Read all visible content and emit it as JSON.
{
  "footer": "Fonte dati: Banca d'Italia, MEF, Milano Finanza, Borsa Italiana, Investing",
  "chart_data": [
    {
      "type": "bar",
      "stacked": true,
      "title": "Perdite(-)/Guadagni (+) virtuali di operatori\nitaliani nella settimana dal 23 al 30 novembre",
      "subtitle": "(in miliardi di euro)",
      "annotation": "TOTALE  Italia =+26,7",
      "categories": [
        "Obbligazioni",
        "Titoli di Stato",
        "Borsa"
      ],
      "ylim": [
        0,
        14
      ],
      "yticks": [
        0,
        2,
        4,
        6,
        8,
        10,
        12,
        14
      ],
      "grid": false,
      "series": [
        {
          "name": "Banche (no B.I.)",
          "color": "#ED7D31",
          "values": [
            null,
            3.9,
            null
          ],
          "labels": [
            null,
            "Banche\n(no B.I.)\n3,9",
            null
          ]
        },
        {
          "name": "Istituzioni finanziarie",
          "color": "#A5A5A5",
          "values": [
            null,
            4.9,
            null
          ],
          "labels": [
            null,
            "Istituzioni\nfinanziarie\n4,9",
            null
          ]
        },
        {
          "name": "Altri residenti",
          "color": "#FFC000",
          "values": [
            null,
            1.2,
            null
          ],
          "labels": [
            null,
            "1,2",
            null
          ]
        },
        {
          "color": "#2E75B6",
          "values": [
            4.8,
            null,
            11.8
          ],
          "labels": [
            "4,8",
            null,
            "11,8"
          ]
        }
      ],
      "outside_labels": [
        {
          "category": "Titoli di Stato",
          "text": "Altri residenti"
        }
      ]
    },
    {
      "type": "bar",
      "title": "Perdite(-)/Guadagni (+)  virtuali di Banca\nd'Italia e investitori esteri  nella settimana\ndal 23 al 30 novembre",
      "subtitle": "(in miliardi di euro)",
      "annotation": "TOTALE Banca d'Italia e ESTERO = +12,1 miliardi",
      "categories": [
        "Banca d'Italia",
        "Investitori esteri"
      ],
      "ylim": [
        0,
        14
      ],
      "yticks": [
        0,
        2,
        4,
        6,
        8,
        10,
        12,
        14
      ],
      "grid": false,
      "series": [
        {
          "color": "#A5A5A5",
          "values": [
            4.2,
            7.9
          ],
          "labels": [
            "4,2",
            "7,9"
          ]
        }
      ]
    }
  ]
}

■ ■ ■

Write down every line of the data above that includes the string "Guadagni".

Result of this exercise
      "title": "Perdite(-)/Guadagni (+) virtuali di operatori\nitaliani nella settimana dal 23 al 30 novembre",
      "title": "Perdite(-)/Guadagni (+)  virtuali di Banca\nd'Italia e investitori esteri  nella settimana\ndal 23 al 30 novembre",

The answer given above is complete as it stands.